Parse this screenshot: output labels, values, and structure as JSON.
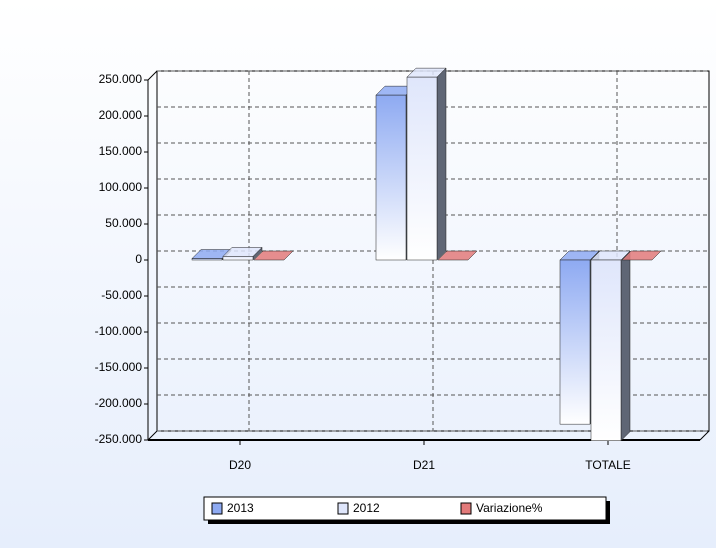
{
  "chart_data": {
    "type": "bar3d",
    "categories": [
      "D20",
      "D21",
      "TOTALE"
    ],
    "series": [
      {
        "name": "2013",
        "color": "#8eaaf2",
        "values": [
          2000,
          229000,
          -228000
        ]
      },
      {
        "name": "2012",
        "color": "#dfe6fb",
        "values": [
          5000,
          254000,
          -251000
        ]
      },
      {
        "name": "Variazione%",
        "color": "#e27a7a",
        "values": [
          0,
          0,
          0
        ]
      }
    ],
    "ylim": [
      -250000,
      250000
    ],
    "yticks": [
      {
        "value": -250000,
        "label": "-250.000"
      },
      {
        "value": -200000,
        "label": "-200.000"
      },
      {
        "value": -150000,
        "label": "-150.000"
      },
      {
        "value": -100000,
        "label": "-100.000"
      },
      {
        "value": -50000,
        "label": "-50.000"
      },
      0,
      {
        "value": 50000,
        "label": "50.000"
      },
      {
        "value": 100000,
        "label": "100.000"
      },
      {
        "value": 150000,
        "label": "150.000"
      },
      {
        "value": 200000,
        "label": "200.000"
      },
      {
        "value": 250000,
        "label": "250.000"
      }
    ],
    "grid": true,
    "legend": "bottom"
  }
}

------------

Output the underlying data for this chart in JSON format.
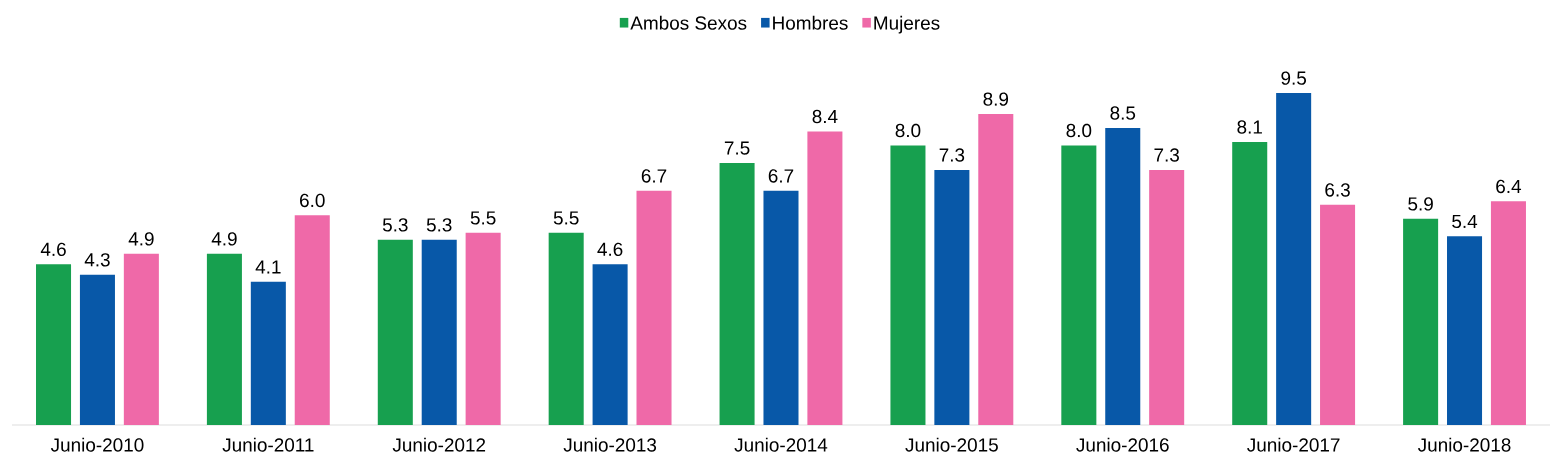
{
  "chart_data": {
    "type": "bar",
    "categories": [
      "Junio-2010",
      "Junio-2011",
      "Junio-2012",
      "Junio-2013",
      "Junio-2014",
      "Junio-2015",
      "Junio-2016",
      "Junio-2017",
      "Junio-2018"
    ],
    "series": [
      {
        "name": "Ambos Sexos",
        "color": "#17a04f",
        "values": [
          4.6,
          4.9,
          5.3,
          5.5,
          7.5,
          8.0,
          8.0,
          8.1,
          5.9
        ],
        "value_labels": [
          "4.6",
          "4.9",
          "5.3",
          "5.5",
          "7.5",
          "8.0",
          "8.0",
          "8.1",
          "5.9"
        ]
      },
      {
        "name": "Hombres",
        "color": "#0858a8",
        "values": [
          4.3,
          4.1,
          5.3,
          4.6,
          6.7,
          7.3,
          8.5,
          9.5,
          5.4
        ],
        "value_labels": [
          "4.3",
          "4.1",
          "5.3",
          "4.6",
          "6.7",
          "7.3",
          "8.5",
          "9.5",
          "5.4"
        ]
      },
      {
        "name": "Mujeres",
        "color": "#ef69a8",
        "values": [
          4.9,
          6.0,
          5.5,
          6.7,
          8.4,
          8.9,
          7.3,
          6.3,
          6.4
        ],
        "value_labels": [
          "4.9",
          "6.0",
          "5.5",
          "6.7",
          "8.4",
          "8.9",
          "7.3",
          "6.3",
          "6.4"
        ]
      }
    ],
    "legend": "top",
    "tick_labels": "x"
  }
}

------------

» **Exercise goal**
State, as a bare number, how many lines of the listing hold the word "this".

» **Task output**
2